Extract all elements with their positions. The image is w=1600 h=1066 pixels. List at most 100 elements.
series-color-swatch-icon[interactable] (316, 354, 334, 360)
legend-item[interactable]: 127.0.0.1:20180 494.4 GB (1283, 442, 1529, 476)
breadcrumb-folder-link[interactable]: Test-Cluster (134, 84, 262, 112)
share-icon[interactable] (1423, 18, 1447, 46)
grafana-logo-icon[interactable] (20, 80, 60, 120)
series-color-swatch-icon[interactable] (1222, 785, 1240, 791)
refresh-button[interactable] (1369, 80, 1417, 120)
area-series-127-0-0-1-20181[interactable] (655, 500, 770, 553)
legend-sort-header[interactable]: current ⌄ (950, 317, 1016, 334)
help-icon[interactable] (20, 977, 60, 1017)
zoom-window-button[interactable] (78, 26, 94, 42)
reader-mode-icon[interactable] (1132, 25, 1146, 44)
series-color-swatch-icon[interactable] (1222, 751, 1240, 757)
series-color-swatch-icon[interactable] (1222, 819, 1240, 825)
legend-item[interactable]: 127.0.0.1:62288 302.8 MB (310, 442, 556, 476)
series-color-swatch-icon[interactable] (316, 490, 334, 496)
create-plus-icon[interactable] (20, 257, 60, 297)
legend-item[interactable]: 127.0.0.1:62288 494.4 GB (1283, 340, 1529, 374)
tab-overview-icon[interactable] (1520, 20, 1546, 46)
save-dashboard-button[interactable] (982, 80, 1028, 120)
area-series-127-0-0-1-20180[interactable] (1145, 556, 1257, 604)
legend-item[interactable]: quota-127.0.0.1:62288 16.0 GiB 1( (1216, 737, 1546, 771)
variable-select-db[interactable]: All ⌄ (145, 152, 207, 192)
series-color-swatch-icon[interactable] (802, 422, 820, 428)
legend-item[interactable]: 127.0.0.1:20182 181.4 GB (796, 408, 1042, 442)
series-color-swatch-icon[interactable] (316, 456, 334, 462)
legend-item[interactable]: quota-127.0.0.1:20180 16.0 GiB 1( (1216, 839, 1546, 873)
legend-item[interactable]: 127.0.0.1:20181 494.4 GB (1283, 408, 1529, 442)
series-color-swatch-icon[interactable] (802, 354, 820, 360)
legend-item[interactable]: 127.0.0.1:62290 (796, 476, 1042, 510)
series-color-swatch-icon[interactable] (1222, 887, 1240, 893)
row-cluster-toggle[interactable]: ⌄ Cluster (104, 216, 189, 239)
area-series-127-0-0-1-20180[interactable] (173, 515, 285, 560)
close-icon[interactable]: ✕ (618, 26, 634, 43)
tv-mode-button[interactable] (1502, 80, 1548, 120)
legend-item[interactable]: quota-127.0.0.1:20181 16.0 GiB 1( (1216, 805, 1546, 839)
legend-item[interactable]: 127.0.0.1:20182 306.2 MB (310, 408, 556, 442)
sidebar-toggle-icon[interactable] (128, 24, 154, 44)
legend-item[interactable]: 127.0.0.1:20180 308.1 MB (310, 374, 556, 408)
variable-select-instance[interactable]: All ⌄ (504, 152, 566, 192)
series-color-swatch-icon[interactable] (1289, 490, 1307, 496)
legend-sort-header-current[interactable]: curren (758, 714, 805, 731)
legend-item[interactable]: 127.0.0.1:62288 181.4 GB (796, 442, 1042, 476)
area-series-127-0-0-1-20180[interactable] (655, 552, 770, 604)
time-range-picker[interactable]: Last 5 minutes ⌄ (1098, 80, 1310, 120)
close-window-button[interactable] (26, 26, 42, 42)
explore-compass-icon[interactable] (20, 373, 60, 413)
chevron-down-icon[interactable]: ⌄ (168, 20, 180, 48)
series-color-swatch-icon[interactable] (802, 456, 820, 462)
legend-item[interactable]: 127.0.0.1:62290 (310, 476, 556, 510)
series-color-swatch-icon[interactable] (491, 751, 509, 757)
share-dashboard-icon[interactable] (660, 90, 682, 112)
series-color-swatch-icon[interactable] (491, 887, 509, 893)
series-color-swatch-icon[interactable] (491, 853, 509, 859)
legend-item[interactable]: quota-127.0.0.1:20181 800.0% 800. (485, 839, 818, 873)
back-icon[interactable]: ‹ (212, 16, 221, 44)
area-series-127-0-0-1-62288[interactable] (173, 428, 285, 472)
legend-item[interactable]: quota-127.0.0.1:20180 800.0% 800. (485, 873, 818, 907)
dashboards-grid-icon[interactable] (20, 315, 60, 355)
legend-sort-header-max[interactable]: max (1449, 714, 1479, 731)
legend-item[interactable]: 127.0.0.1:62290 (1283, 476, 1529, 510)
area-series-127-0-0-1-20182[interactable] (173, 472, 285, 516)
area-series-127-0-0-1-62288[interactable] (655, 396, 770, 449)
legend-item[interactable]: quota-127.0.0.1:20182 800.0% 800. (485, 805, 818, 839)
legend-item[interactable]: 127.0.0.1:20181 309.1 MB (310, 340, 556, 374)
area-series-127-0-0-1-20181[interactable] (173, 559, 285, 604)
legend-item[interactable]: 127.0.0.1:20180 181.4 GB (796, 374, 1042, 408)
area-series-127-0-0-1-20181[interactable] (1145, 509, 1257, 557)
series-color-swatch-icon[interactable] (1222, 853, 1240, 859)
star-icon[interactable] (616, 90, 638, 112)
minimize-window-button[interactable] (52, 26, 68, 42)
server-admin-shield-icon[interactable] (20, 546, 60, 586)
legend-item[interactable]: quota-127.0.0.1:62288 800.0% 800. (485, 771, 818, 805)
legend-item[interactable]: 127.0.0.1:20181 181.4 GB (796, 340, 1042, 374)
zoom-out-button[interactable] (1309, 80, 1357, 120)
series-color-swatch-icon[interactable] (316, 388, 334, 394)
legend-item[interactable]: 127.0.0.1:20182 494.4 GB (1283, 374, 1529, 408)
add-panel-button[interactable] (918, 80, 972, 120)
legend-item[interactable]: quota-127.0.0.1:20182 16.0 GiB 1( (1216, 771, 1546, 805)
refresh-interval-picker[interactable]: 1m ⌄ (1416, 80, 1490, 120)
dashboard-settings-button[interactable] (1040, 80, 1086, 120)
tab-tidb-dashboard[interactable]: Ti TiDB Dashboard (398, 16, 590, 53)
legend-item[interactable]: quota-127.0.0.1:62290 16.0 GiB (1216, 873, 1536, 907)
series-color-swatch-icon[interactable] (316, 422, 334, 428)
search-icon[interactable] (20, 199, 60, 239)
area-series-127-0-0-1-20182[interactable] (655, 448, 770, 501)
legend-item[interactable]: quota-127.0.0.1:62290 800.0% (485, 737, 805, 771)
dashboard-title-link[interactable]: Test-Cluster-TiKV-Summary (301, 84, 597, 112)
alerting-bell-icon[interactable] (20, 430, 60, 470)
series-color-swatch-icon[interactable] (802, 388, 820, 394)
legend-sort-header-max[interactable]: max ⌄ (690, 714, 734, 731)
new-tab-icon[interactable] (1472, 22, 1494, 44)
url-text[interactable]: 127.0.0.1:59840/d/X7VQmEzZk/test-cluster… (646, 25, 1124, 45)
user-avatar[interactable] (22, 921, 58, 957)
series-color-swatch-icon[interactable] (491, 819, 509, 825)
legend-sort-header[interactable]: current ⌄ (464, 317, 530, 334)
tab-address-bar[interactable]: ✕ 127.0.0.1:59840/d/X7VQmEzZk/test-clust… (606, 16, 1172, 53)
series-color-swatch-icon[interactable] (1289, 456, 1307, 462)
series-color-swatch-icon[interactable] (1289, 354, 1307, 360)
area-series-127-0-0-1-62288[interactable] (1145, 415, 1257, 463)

= = = = = = =

Written problem -
Format every line of the listing above as a numbered list, omitting any blank lines.

Full output -
1. Extract all elements with their positions. The image is w=1600 h=1066 pixels. List at most 100 elements.
2. series-color-swatch-icon[interactable] (316, 354, 334, 360)
3. legend-item[interactable]: 127.0.0.1:20180 494.4 GB (1283, 442, 1529, 476)
4. breadcrumb-folder-link[interactable]: Test-Cluster (134, 84, 262, 112)
5. share-icon[interactable] (1423, 18, 1447, 46)
6. grafana-logo-icon[interactable] (20, 80, 60, 120)
7. series-color-swatch-icon[interactable] (1222, 785, 1240, 791)
8. refresh-button[interactable] (1369, 80, 1417, 120)
9. area-series-127-0-0-1-20181[interactable] (655, 500, 770, 553)
10. legend-sort-header[interactable]: current ⌄ (950, 317, 1016, 334)
11. help-icon[interactable] (20, 977, 60, 1017)
12. zoom-window-button[interactable] (78, 26, 94, 42)
13. reader-mode-icon[interactable] (1132, 25, 1146, 44)
14. series-color-swatch-icon[interactable] (1222, 751, 1240, 757)
15. series-color-swatch-icon[interactable] (1222, 819, 1240, 825)
16. legend-item[interactable]: 127.0.0.1:62288 302.8 MB (310, 442, 556, 476)
17. series-color-swatch-icon[interactable] (316, 490, 334, 496)
18. create-plus-icon[interactable] (20, 257, 60, 297)
19. legend-item[interactable]: 127.0.0.1:62288 494.4 GB (1283, 340, 1529, 374)
20. tab-overview-icon[interactable] (1520, 20, 1546, 46)
21. save-dashboard-button[interactable] (982, 80, 1028, 120)
22. area-series-127-0-0-1-20180[interactable] (1145, 556, 1257, 604)
23. legend-item[interactable]: quota-127.0.0.1:62288 16.0 GiB 1( (1216, 737, 1546, 771)
24. variable-select-db[interactable]: All ⌄ (145, 152, 207, 192)
25. series-color-swatch-icon[interactable] (802, 422, 820, 428)
26. legend-item[interactable]: 127.0.0.1:20182 181.4 GB (796, 408, 1042, 442)
27. series-color-swatch-icon[interactable] (316, 456, 334, 462)
28. legend-item[interactable]: quota-127.0.0.1:20180 16.0 GiB 1( (1216, 839, 1546, 873)
29. legend-item[interactable]: 127.0.0.1:20181 494.4 GB (1283, 408, 1529, 442)
30. series-color-swatch-icon[interactable] (802, 354, 820, 360)
31. legend-item[interactable]: 127.0.0.1:62290 (796, 476, 1042, 510)
32. series-color-swatch-icon[interactable] (1222, 887, 1240, 893)
33. row-cluster-toggle[interactable]: ⌄ Cluster (104, 216, 189, 239)
34. area-series-127-0-0-1-20180[interactable] (173, 515, 285, 560)
35. close-icon[interactable]: ✕ (618, 26, 634, 43)
36. tv-mode-button[interactable] (1502, 80, 1548, 120)
37. legend-item[interactable]: quota-127.0.0.1:20181 16.0 GiB 1( (1216, 805, 1546, 839)
38. legend-item[interactable]: 127.0.0.1:20182 306.2 MB (310, 408, 556, 442)
39. sidebar-toggle-icon[interactable] (128, 24, 154, 44)
40. legend-item[interactable]: 127.0.0.1:20180 308.1 MB (310, 374, 556, 408)
41. variable-select-instance[interactable]: All ⌄ (504, 152, 566, 192)
42. series-color-swatch-icon[interactable] (1289, 490, 1307, 496)
43. legend-sort-header-current[interactable]: curren (758, 714, 805, 731)
44. legend-item[interactable]: 127.0.0.1:62288 181.4 GB (796, 442, 1042, 476)
45. area-series-127-0-0-1-20180[interactable] (655, 552, 770, 604)
46. time-range-picker[interactable]: Last 5 minutes ⌄ (1098, 80, 1310, 120)
47. close-window-button[interactable] (26, 26, 42, 42)
48. explore-compass-icon[interactable] (20, 373, 60, 413)
49. chevron-down-icon[interactable]: ⌄ (168, 20, 180, 48)
50. series-color-swatch-icon[interactable] (802, 456, 820, 462)
51. legend-item[interactable]: 127.0.0.1:62290 (310, 476, 556, 510)
52. series-color-swatch-icon[interactable] (491, 751, 509, 757)
53. share-dashboard-icon[interactable] (660, 90, 682, 112)
54. series-color-swatch-icon[interactable] (491, 887, 509, 893)
55. series-color-swatch-icon[interactable] (491, 853, 509, 859)
56. legend-item[interactable]: quota-127.0.0.1:20181 800.0% 800. (485, 839, 818, 873)
57. back-icon[interactable]: ‹ (212, 16, 221, 44)
58. area-series-127-0-0-1-62288[interactable] (173, 428, 285, 472)
59. legend-item[interactable]: quota-127.0.0.1:20180 800.0% 800. (485, 873, 818, 907)
60. dashboards-grid-icon[interactable] (20, 315, 60, 355)
61. legend-sort-header-max[interactable]: max (1449, 714, 1479, 731)
62. legend-item[interactable]: 127.0.0.1:62290 (1283, 476, 1529, 510)
63. area-series-127-0-0-1-20182[interactable] (173, 472, 285, 516)
64. area-series-127-0-0-1-62288[interactable] (655, 396, 770, 449)
65. legend-item[interactable]: quota-127.0.0.1:20182 800.0% 800. (485, 805, 818, 839)
66. legend-item[interactable]: 127.0.0.1:20181 309.1 MB (310, 340, 556, 374)
67. area-series-127-0-0-1-20181[interactable] (173, 559, 285, 604)
68. legend-item[interactable]: 127.0.0.1:20180 181.4 GB (796, 374, 1042, 408)
69. area-series-127-0-0-1-20181[interactable] (1145, 509, 1257, 557)
70. series-color-swatch-icon[interactable] (1222, 853, 1240, 859)
71. star-icon[interactable] (616, 90, 638, 112)
72. minimize-window-button[interactable] (52, 26, 68, 42)
73. server-admin-shield-icon[interactable] (20, 546, 60, 586)
74. legend-item[interactable]: quota-127.0.0.1:62288 800.0% 800. (485, 771, 818, 805)
75. legend-item[interactable]: 127.0.0.1:20181 181.4 GB (796, 340, 1042, 374)
76. zoom-out-button[interactable] (1309, 80, 1357, 120)
77. series-color-swatch-icon[interactable] (316, 388, 334, 394)
78. legend-item[interactable]: 127.0.0.1:20182 494.4 GB (1283, 374, 1529, 408)
79. add-panel-button[interactable] (918, 80, 972, 120)
80. legend-item[interactable]: quota-127.0.0.1:20182 16.0 GiB 1( (1216, 771, 1546, 805)
81. refresh-interval-picker[interactable]: 1m ⌄ (1416, 80, 1490, 120)
82. dashboard-settings-button[interactable] (1040, 80, 1086, 120)
83. tab-tidb-dashboard[interactable]: Ti TiDB Dashboard (398, 16, 590, 53)
84. legend-item[interactable]: quota-127.0.0.1:62290 16.0 GiB (1216, 873, 1536, 907)
85. series-color-swatch-icon[interactable] (316, 422, 334, 428)
86. search-icon[interactable] (20, 199, 60, 239)
87. area-series-127-0-0-1-20182[interactable] (655, 448, 770, 501)
88. legend-item[interactable]: quota-127.0.0.1:62290 800.0% (485, 737, 805, 771)
89. dashboard-title-link[interactable]: Test-Cluster-TiKV-Summary (301, 84, 597, 112)
90. alerting-bell-icon[interactable] (20, 430, 60, 470)
91. series-color-swatch-icon[interactable] (802, 388, 820, 394)
92. legend-sort-header-max[interactable]: max ⌄ (690, 714, 734, 731)
93. new-tab-icon[interactable] (1472, 22, 1494, 44)
94. url-text[interactable]: 127.0.0.1:59840/d/X7VQmEzZk/test-cluster… (646, 25, 1124, 45)
95. user-avatar[interactable] (22, 921, 58, 957)
96. series-color-swatch-icon[interactable] (491, 819, 509, 825)
97. legend-sort-header[interactable]: current ⌄ (464, 317, 530, 334)
98. tab-address-bar[interactable]: ✕ 127.0.0.1:59840/d/X7VQmEzZk/test-clust… (606, 16, 1172, 53)
99. series-color-swatch-icon[interactable] (1289, 456, 1307, 462)
100. series-color-swatch-icon[interactable] (1289, 354, 1307, 360)
101. area-series-127-0-0-1-62288[interactable] (1145, 415, 1257, 463)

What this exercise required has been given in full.